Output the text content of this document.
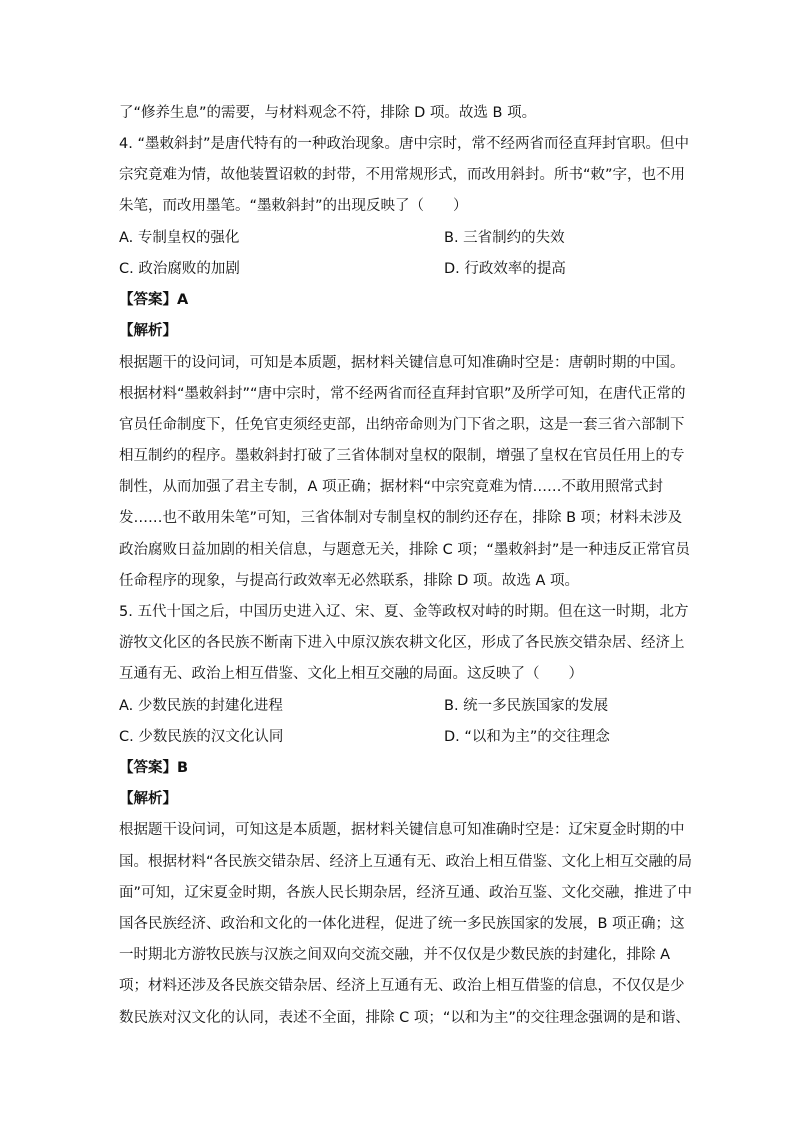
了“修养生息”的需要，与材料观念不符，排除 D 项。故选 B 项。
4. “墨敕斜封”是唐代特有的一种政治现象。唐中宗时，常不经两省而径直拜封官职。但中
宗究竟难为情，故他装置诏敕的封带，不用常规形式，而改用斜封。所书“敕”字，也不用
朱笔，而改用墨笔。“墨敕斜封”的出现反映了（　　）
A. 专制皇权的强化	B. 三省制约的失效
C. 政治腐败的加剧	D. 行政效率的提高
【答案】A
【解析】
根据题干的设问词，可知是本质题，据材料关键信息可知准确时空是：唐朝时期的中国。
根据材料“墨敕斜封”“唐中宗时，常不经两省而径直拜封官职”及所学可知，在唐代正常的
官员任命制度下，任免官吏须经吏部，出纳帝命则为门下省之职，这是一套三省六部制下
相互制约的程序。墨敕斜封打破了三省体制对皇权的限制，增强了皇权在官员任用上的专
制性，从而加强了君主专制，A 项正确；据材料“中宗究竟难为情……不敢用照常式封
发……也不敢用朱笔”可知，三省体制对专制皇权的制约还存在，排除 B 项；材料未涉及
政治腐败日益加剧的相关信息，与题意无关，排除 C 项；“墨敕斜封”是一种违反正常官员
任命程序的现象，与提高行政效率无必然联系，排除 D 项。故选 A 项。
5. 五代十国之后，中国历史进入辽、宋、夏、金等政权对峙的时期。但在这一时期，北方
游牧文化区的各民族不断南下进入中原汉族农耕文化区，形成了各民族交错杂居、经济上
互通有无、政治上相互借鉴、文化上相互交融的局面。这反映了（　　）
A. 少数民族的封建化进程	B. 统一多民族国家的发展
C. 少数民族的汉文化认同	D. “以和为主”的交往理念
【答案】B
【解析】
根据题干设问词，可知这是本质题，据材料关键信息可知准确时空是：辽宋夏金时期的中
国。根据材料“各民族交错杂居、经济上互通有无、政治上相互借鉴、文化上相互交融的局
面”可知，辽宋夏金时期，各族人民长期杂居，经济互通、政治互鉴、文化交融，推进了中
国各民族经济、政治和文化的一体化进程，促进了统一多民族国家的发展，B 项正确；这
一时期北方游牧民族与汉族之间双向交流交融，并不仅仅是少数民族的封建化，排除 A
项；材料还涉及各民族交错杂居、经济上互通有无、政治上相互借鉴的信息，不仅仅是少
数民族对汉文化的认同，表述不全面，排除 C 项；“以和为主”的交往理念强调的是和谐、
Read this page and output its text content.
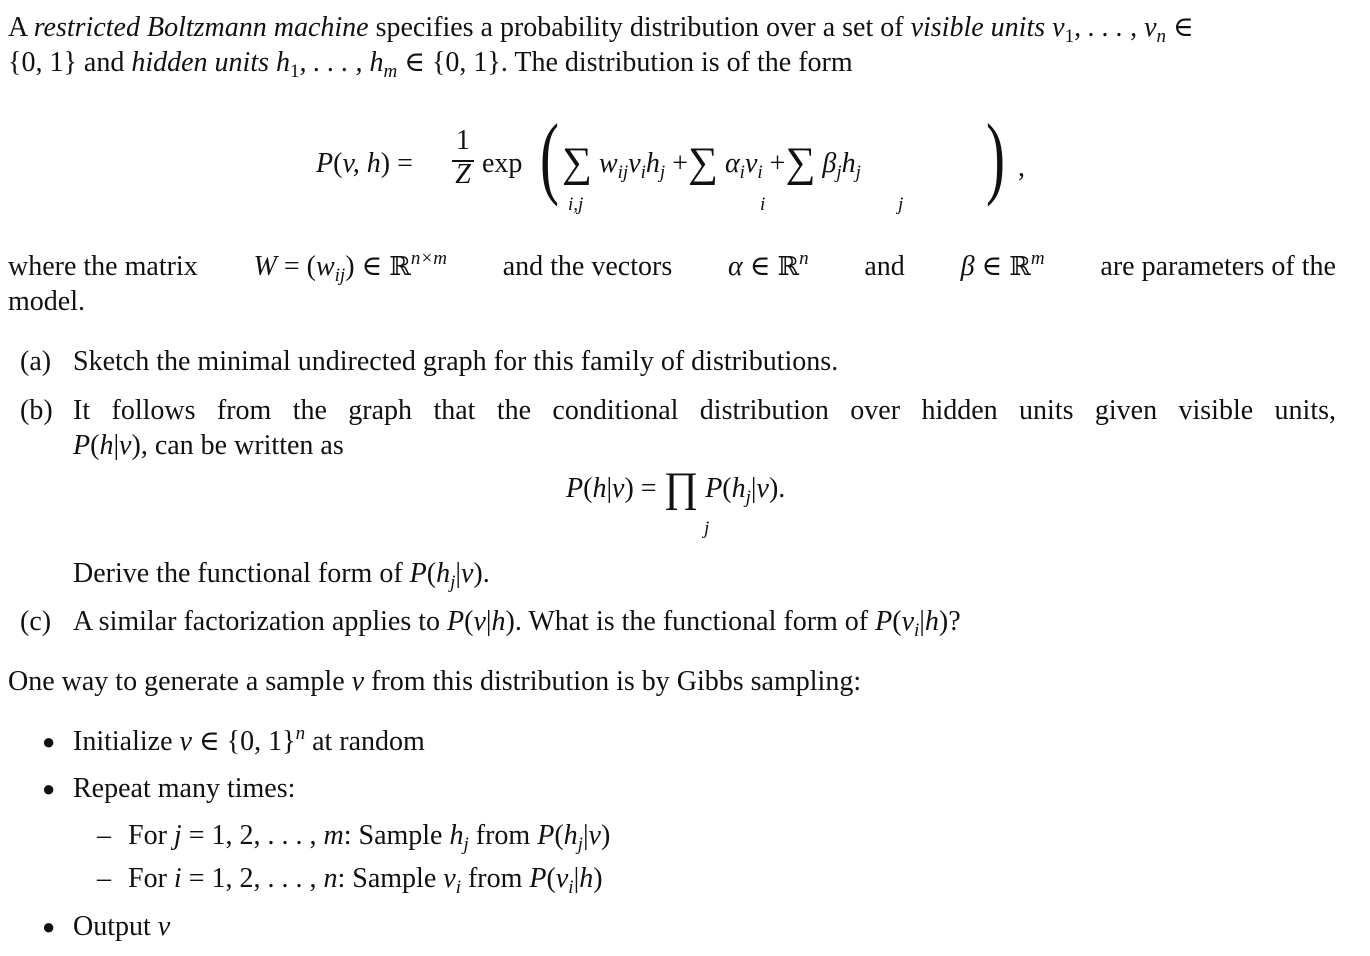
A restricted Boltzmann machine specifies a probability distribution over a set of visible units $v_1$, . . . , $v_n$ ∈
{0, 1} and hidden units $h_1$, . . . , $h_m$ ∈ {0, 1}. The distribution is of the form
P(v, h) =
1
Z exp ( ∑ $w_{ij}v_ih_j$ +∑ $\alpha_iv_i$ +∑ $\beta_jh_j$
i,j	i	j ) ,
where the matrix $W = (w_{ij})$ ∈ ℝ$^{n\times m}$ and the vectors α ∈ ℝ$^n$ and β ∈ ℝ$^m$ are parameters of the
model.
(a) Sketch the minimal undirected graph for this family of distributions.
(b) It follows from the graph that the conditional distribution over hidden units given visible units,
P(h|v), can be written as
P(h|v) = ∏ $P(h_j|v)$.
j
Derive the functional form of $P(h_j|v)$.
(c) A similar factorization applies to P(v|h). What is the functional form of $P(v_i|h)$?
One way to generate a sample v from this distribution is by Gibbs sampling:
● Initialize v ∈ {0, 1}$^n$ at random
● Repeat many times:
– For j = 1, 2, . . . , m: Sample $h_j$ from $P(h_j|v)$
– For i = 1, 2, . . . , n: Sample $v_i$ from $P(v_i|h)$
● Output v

--

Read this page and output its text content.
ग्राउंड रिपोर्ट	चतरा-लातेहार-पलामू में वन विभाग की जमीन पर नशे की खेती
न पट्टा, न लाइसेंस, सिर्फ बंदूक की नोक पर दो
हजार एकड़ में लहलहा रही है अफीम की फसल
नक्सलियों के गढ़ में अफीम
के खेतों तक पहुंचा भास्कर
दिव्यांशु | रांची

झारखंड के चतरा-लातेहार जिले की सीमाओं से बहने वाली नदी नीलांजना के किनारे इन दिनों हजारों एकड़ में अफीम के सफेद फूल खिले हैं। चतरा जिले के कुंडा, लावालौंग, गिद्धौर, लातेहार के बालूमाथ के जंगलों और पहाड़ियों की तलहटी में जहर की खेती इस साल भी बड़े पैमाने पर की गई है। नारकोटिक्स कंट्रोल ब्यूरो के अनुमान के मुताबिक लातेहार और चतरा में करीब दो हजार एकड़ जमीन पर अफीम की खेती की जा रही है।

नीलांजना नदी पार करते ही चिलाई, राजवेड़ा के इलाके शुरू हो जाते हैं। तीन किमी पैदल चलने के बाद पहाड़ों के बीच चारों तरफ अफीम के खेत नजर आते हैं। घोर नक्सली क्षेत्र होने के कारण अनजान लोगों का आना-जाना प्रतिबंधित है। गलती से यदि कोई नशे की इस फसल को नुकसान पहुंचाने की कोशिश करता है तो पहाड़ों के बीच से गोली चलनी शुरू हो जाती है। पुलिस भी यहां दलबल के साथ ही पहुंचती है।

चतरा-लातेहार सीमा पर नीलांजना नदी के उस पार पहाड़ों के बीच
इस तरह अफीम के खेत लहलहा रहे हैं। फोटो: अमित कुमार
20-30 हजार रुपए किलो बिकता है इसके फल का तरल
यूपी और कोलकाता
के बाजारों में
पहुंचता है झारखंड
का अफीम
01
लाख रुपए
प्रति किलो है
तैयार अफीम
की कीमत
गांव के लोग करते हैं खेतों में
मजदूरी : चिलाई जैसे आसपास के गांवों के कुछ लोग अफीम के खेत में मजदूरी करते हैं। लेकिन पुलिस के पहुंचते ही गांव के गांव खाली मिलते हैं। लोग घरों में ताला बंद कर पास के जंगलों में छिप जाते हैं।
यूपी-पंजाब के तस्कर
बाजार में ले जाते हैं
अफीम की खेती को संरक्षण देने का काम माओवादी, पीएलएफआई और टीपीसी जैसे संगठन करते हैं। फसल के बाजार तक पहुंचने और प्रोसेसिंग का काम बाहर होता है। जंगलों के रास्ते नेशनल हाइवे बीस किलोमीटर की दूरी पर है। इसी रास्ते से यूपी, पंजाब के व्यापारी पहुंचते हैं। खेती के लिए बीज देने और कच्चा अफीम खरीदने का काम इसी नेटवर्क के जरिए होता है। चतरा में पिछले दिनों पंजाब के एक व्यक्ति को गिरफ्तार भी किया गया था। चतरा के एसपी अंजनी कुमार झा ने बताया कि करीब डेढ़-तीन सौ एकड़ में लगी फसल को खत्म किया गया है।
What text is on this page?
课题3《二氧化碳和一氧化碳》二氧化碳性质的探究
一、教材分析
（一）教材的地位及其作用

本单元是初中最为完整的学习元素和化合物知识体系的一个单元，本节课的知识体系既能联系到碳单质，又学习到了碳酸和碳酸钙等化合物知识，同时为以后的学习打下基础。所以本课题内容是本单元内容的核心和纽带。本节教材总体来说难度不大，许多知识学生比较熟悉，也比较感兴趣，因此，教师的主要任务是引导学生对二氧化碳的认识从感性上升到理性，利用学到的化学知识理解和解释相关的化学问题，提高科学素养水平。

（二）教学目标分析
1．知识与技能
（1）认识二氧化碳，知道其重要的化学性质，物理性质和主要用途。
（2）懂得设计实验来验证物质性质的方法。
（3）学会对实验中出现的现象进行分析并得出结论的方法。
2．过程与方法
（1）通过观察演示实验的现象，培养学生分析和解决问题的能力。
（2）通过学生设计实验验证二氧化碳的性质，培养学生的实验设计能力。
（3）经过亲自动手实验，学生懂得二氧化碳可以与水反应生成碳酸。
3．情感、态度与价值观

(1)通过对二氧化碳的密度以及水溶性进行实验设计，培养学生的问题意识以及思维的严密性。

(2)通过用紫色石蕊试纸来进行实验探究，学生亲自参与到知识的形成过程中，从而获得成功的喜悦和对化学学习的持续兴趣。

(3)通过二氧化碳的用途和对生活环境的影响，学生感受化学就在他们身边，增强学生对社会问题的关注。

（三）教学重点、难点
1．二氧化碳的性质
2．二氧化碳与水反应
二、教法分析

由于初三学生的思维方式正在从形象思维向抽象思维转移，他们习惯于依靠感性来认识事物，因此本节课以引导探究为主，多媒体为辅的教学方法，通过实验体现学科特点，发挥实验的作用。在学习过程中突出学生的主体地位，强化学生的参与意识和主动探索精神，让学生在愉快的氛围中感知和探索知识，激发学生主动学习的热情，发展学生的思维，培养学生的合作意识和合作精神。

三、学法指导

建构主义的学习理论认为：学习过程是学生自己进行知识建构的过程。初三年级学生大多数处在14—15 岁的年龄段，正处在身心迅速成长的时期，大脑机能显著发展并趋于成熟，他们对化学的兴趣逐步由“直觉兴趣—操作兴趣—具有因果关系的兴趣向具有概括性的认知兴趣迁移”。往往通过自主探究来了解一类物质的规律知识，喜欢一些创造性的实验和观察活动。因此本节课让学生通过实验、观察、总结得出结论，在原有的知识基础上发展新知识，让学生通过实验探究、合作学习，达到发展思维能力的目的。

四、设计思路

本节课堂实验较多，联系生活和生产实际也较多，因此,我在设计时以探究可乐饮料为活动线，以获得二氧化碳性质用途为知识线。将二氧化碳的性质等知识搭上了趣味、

▶ [Request]: Count how many lines above include the word "graph" and answer with that figure only.

▶ [Result]: 2